DATASET EXTRACT below:

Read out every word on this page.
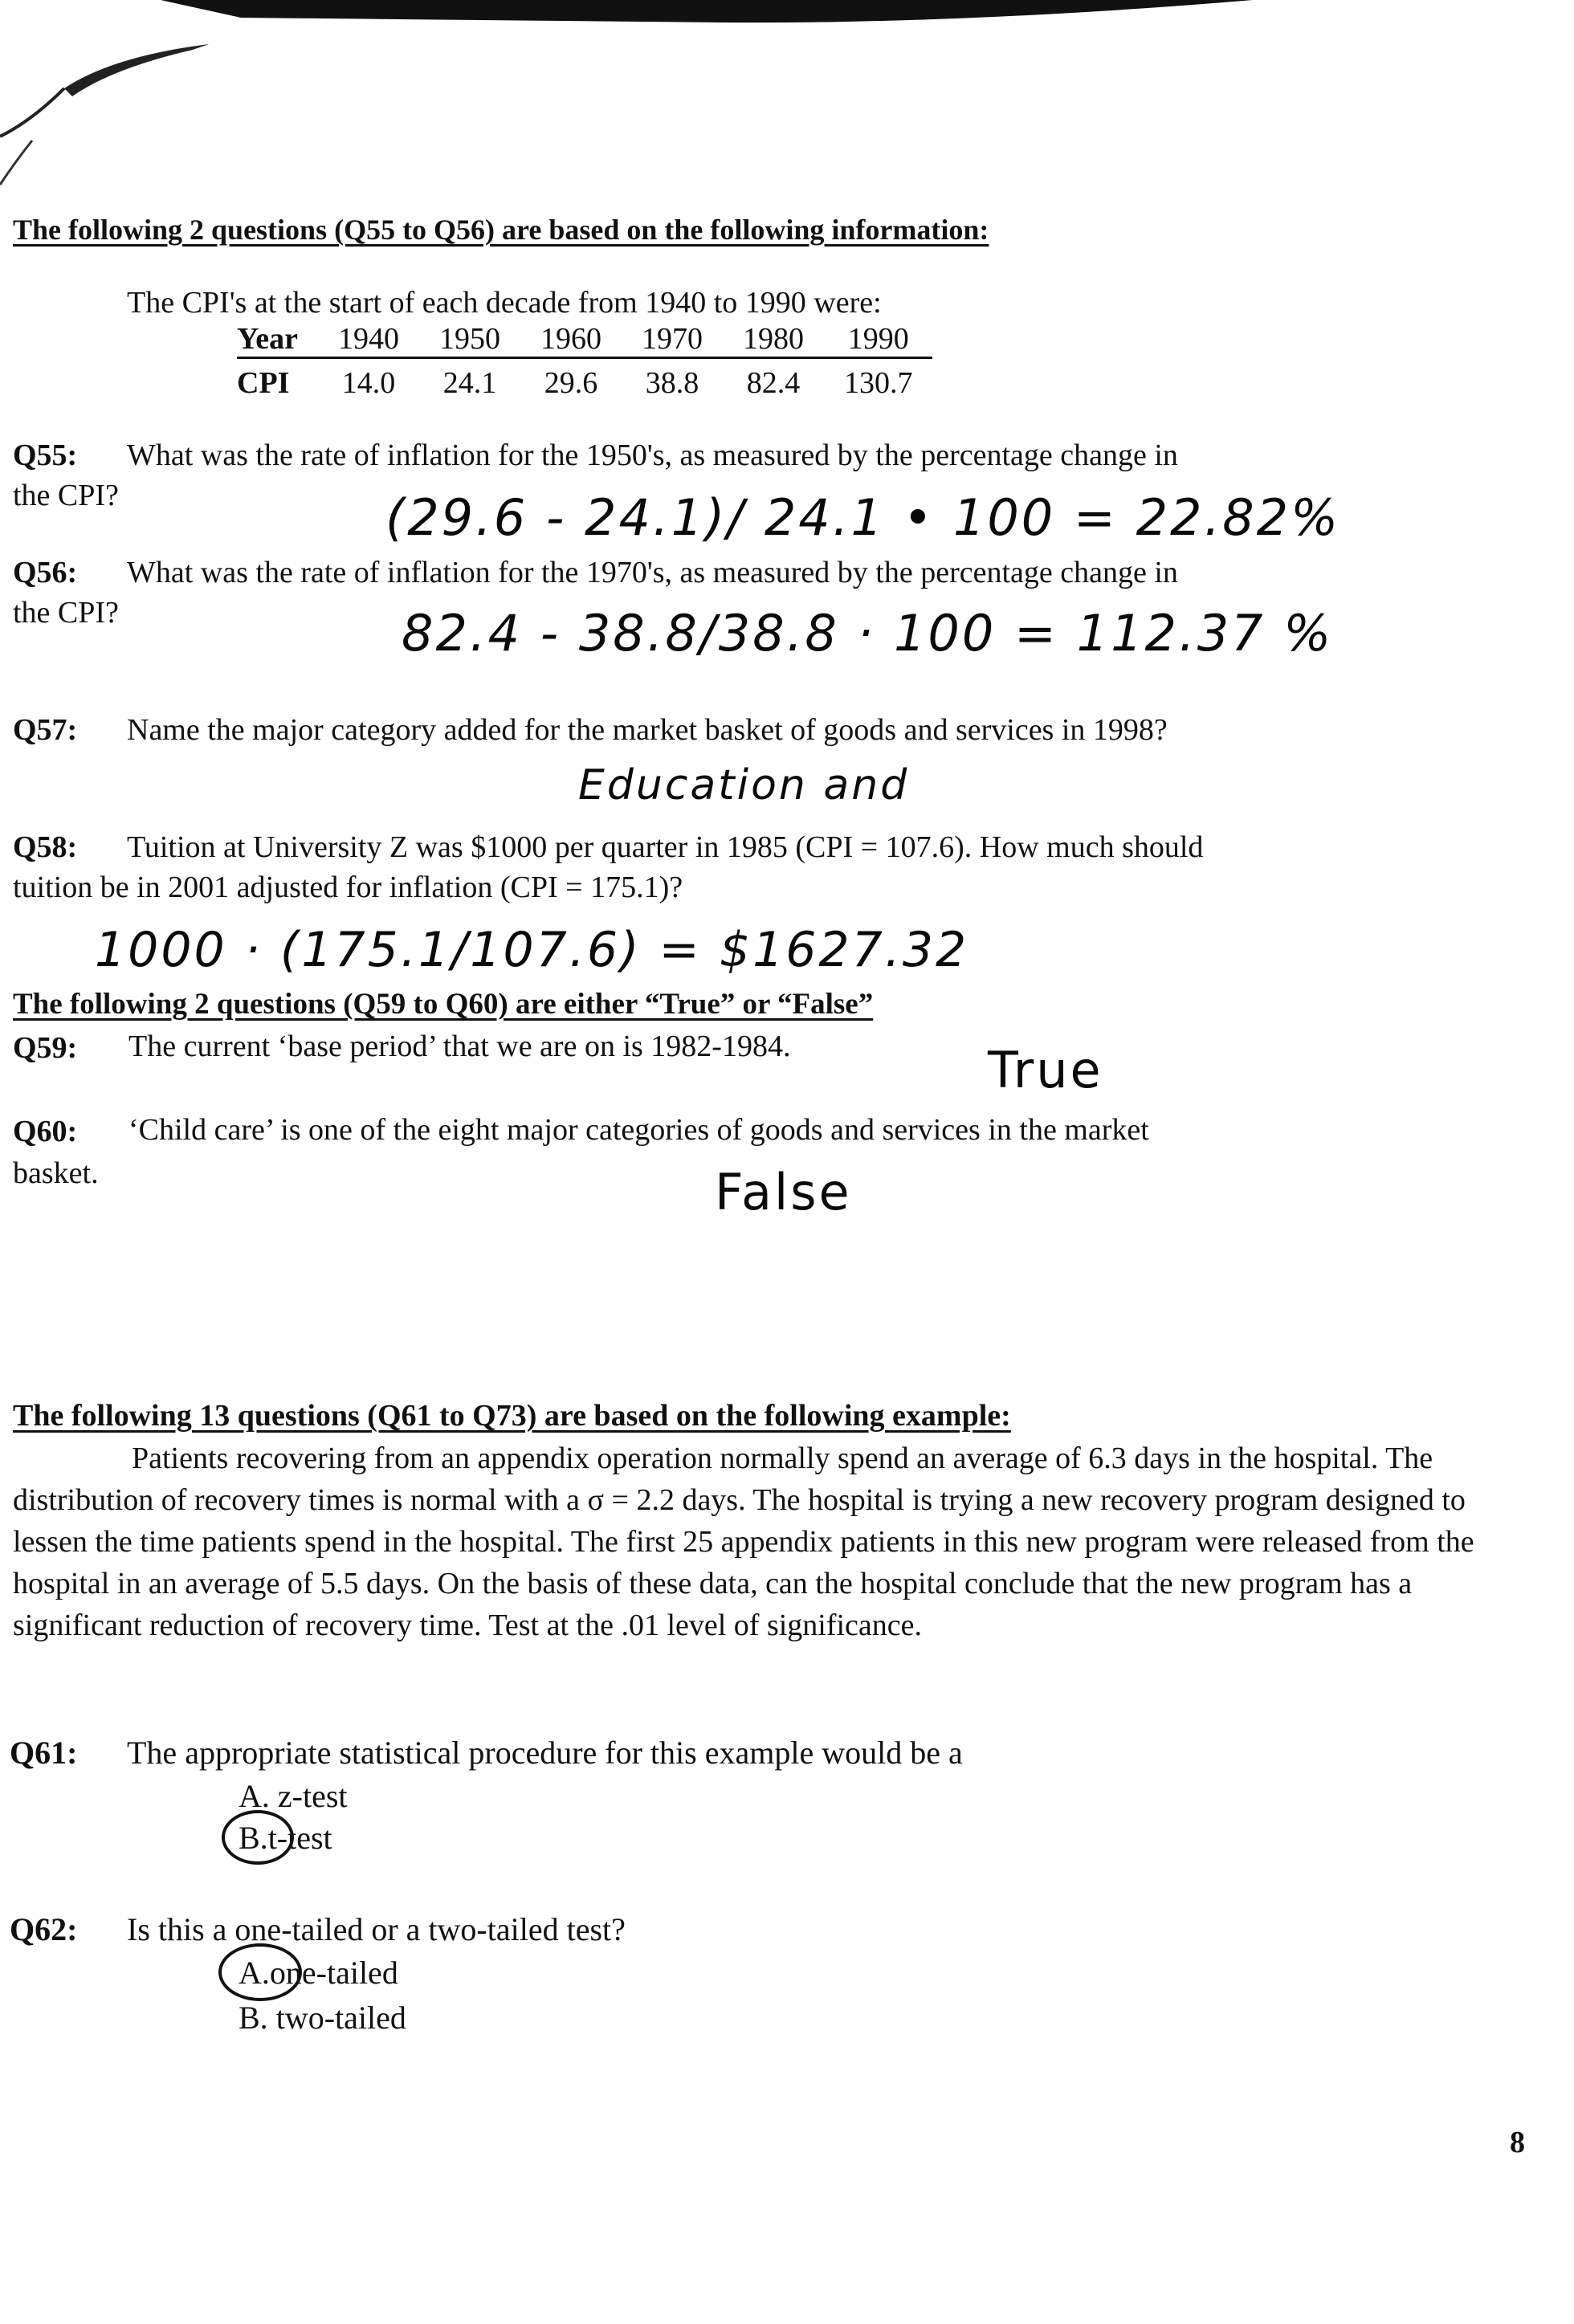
The following 2 questions (Q55 to Q56) are based on the following information:
The CPI's at the start of each decade from 1940 to 1990 were:
Year	1940	1950	1960	1970	1980	1990
CPI	14.0	24.1	29.6	38.8	82.4	130.7
Q55: What was the rate of inflation for the 1950's, as measured by the percentage change in
the CPI?	(29.6 - 24.1)/ 24.1 • 100 = 22.82%
Q56: What was the rate of inflation for the 1970's, as measured by the percentage change in
the CPI?	82.4 - 38.8/38.8 · 100 = 112.37 %
Q57: Name the major category added for the market basket of goods and services in 1998?
Education and
Q58: Tuition at University Z was $1000 per quarter in 1985 (CPI = 107.6). How much should
tuition be in 2001 adjusted for inflation (CPI = 175.1)?
1000 · (175.1/107.6) = $1627.32
The following 2 questions (Q59 to Q60) are either “True” or “False”
Q59: The current ‘base period’ that we are on is 1982-1984.	True
Q60: ‘Child care’ is one of the eight major categories of goods and services in the market
basket.	False
The following 13 questions (Q61 to Q73) are based on the following example:
Patients recovering from an appendix operation normally spend an average of 6.3 days in the hospital. The distribution of recovery times is normal with a σ = 2.2 days. The hospital is trying a new recovery program designed to lessen the time patients spend in the hospital. The first 25 appendix patients in this new program were released from the hospital in an average of 5.5 days. On the basis of these data, can the hospital conclude that the new program has a significant reduction of recovery time. Test at the .01 level of significance.
Q61: The appropriate statistical procedure for this example would be a
A. z-test
B.t-test
Q62: Is this a one-tailed or a two-tailed test?
A.one-tailed
B. two-tailed
8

End of DATASET EXTRACT.

WORK ORDER:
From the first record above to the last, output each one exactly and omit the pictures.

ANSWER TO THIS PROBLEM:
Read out every word on this page.
The following 2 questions (Q55 to Q56) are based on the following information:
The CPI's at the start of each decade from 1940 to 1990 were:
Year	1940	1950	1960	1970	1980	1990
CPI	14.0	24.1	29.6	38.8	82.4	130.7
Q55: What was the rate of inflation for the 1950's, as measured by the percentage change in
the CPI?	(29.6 - 24.1)/ 24.1 • 100 = 22.82%
Q56: What was the rate of inflation for the 1970's, as measured by the percentage change in
the CPI?	82.4 - 38.8/38.8 · 100 = 112.37 %
Q57: Name the major category added for the market basket of goods and services in 1998?
Education and
Q58: Tuition at University Z was $1000 per quarter in 1985 (CPI = 107.6). How much should
tuition be in 2001 adjusted for inflation (CPI = 175.1)?
1000 · (175.1/107.6) = $1627.32
The following 2 questions (Q59 to Q60) are either “True” or “False”
Q59: The current ‘base period’ that we are on is 1982-1984.	True
Q60: ‘Child care’ is one of the eight major categories of goods and services in the market
basket.	False
The following 13 questions (Q61 to Q73) are based on the following example:
Patients recovering from an appendix operation normally spend an average of 6.3 days in the hospital. The distribution of recovery times is normal with a σ = 2.2 days. The hospital is trying a new recovery program designed to lessen the time patients spend in the hospital. The first 25 appendix patients in this new program were released from the hospital in an average of 5.5 days. On the basis of these data, can the hospital conclude that the new program has a significant reduction of recovery time. Test at the .01 level of significance.
Q61: The appropriate statistical procedure for this example would be a
A. z-test
B.t-test
Q62: Is this a one-tailed or a two-tailed test?
A.one-tailed
B. two-tailed
8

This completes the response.